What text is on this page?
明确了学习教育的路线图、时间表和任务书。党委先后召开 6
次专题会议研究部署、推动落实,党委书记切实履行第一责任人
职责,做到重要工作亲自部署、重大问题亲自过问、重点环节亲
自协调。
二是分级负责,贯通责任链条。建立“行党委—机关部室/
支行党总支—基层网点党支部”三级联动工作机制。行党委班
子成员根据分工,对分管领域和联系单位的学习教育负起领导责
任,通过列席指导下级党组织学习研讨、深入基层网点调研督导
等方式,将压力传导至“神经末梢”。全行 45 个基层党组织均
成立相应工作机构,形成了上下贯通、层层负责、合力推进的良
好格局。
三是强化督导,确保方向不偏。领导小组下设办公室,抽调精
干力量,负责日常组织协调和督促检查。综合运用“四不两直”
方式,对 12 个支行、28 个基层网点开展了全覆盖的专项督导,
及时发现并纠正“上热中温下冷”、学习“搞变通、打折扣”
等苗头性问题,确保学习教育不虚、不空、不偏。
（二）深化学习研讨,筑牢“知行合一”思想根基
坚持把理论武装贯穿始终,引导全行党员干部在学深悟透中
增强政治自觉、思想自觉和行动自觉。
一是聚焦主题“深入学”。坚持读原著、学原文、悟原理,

▶ **EXERCISE REQUIREMENTS**
All of the data must be returned exactly.

▶ **SOLUTION**
What text is on this page?
明确了学习教育的路线图、时间表和任务书。党委先后召开 6
次专题会议研究部署、推动落实,党委书记切实履行第一责任人
职责,做到重要工作亲自部署、重大问题亲自过问、重点环节亲
自协调。
二是分级负责,贯通责任链条。建立“行党委—机关部室/
支行党总支—基层网点党支部”三级联动工作机制。行党委班
子成员根据分工,对分管领域和联系单位的学习教育负起领导责
任,通过列席指导下级党组织学习研讨、深入基层网点调研督导
等方式,将压力传导至“神经末梢”。全行 45 个基层党组织均
成立相应工作机构,形成了上下贯通、层层负责、合力推进的良
好格局。
三是强化督导,确保方向不偏。领导小组下设办公室,抽调精
干力量,负责日常组织协调和督促检查。综合运用“四不两直”
方式,对 12 个支行、28 个基层网点开展了全覆盖的专项督导,
及时发现并纠正“上热中温下冷”、学习“搞变通、打折扣”
等苗头性问题,确保学习教育不虚、不空、不偏。
（二）深化学习研讨,筑牢“知行合一”思想根基
坚持把理论武装贯穿始终,引导全行党员干部在学深悟透中
增强政治自觉、思想自觉和行动自觉。
一是聚焦主题“深入学”。坚持读原著、学原文、悟原理,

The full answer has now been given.